— BEGIN The input —
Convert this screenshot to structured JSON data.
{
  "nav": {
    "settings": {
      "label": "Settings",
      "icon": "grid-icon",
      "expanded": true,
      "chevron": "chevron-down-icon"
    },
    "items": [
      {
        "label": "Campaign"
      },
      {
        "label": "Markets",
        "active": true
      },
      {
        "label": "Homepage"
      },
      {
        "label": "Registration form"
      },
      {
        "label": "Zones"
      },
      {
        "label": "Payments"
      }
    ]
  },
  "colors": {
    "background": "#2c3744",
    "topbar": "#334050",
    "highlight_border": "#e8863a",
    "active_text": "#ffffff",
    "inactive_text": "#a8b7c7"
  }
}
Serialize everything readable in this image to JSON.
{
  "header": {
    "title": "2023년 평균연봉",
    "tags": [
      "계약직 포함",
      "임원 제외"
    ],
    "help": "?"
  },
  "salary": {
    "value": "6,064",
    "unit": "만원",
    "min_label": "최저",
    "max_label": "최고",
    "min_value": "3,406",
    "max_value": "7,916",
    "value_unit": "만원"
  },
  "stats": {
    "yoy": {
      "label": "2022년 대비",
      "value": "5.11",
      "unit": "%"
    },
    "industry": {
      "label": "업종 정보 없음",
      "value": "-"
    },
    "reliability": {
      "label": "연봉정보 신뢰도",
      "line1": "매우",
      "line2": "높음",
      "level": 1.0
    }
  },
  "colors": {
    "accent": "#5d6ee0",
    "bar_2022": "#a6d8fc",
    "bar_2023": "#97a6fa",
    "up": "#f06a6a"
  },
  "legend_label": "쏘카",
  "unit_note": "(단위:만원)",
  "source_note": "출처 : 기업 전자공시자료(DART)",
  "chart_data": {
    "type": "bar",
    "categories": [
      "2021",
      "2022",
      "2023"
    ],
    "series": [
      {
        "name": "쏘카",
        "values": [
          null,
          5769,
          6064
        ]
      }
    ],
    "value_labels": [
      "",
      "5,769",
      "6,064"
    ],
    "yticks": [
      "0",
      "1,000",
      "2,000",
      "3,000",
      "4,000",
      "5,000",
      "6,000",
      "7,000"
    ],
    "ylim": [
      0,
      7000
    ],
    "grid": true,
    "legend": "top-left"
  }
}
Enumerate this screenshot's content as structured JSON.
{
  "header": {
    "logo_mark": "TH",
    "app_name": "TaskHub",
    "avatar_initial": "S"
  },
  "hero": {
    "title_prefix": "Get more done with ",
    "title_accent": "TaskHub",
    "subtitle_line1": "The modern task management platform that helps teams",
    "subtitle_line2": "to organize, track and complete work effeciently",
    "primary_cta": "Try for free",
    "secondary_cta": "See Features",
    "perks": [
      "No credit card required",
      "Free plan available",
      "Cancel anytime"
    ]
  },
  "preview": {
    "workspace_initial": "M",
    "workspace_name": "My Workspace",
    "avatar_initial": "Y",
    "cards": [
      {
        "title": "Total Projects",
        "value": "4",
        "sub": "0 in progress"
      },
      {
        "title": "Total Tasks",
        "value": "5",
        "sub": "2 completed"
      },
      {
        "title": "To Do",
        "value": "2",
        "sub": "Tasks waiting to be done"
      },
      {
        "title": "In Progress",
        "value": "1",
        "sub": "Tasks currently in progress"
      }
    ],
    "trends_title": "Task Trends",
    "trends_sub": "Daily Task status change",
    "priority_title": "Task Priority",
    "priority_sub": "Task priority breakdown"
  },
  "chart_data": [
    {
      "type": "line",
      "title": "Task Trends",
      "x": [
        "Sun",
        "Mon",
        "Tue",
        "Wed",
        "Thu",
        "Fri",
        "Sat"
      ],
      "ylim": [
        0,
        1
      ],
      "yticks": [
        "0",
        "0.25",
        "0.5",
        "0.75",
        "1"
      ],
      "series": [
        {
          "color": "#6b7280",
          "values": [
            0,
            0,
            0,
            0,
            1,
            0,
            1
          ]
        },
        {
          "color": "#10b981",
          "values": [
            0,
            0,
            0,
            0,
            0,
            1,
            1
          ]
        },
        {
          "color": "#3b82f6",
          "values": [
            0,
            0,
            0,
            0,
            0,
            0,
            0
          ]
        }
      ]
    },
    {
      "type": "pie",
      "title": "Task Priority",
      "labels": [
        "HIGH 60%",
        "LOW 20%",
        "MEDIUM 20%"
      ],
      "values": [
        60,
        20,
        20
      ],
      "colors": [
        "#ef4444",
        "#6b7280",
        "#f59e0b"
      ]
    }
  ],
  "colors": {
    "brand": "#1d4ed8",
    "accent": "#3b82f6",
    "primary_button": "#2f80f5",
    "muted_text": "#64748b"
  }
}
— END The input —
The problem: Print all of the entries again, exactly as written.

Exercise output:
Convert this screenshot to structured JSON data.
{
  "nav": {
    "settings": {
      "label": "Settings",
      "icon": "grid-icon",
      "expanded": true,
      "chevron": "chevron-down-icon"
    },
    "items": [
      {
        "label": "Campaign"
      },
      {
        "label": "Markets",
        "active": true
      },
      {
        "label": "Homepage"
      },
      {
        "label": "Registration form"
      },
      {
        "label": "Zones"
      },
      {
        "label": "Payments"
      }
    ]
  },
  "colors": {
    "background": "#2c3744",
    "topbar": "#334050",
    "highlight_border": "#e8863a",
    "active_text": "#ffffff",
    "inactive_text": "#a8b7c7"
  }
}
Serialize everything readable in this image to JSON.
{
  "header": {
    "title": "2023년 평균연봉",
    "tags": [
      "계약직 포함",
      "임원 제외"
    ],
    "help": "?"
  },
  "salary": {
    "value": "6,064",
    "unit": "만원",
    "min_label": "최저",
    "max_label": "최고",
    "min_value": "3,406",
    "max_value": "7,916",
    "value_unit": "만원"
  },
  "stats": {
    "yoy": {
      "label": "2022년 대비",
      "value": "5.11",
      "unit": "%"
    },
    "industry": {
      "label": "업종 정보 없음",
      "value": "-"
    },
    "reliability": {
      "label": "연봉정보 신뢰도",
      "line1": "매우",
      "line2": "높음",
      "level": 1.0
    }
  },
  "colors": {
    "accent": "#5d6ee0",
    "bar_2022": "#a6d8fc",
    "bar_2023": "#97a6fa",
    "up": "#f06a6a"
  },
  "legend_label": "쏘카",
  "unit_note": "(단위:만원)",
  "source_note": "출처 : 기업 전자공시자료(DART)",
  "chart_data": {
    "type": "bar",
    "categories": [
      "2021",
      "2022",
      "2023"
    ],
    "series": [
      {
        "name": "쏘카",
        "values": [
          null,
          5769,
          6064
        ]
      }
    ],
    "value_labels": [
      "",
      "5,769",
      "6,064"
    ],
    "yticks": [
      "0",
      "1,000",
      "2,000",
      "3,000",
      "4,000",
      "5,000",
      "6,000",
      "7,000"
    ],
    "ylim": [
      0,
      7000
    ],
    "grid": true,
    "legend": "top-left"
  }
}
Enumerate this screenshot's content as structured JSON.
{
  "header": {
    "logo_mark": "TH",
    "app_name": "TaskHub",
    "avatar_initial": "S"
  },
  "hero": {
    "title_prefix": "Get more done with ",
    "title_accent": "TaskHub",
    "subtitle_line1": "The modern task management platform that helps teams",
    "subtitle_line2": "to organize, track and complete work effeciently",
    "primary_cta": "Try for free",
    "secondary_cta": "See Features",
    "perks": [
      "No credit card required",
      "Free plan available",
      "Cancel anytime"
    ]
  },
  "preview": {
    "workspace_initial": "M",
    "workspace_name": "My Workspace",
    "avatar_initial": "Y",
    "cards": [
      {
        "title": "Total Projects",
        "value": "4",
        "sub": "0 in progress"
      },
      {
        "title": "Total Tasks",
        "value": "5",
        "sub": "2 completed"
      },
      {
        "title": "To Do",
        "value": "2",
        "sub": "Tasks waiting to be done"
      },
      {
        "title": "In Progress",
        "value": "1",
        "sub": "Tasks currently in progress"
      }
    ],
    "trends_title": "Task Trends",
    "trends_sub": "Daily Task status change",
    "priority_title": "Task Priority",
    "priority_sub": "Task priority breakdown"
  },
  "chart_data": [
    {
      "type": "line",
      "title": "Task Trends",
      "x": [
        "Sun",
        "Mon",
        "Tue",
        "Wed",
        "Thu",
        "Fri",
        "Sat"
      ],
      "ylim": [
        0,
        1
      ],
      "yticks": [
        "0",
        "0.25",
        "0.5",
        "0.75",
        "1"
      ],
      "series": [
        {
          "color": "#6b7280",
          "values": [
            0,
            0,
            0,
            0,
            1,
            0,
            1
          ]
        },
        {
          "color": "#10b981",
          "values": [
            0,
            0,
            0,
            0,
            0,
            1,
            1
          ]
        },
        {
          "color": "#3b82f6",
          "values": [
            0,
            0,
            0,
            0,
            0,
            0,
            0
          ]
        }
      ]
    },
    {
      "type": "pie",
      "title": "Task Priority",
      "labels": [
        "HIGH 60%",
        "LOW 20%",
        "MEDIUM 20%"
      ],
      "values": [
        60,
        20,
        20
      ],
      "colors": [
        "#ef4444",
        "#6b7280",
        "#f59e0b"
      ]
    }
  ],
  "colors": {
    "brand": "#1d4ed8",
    "accent": "#3b82f6",
    "primary_button": "#2f80f5",
    "muted_text": "#64748b"
  }
}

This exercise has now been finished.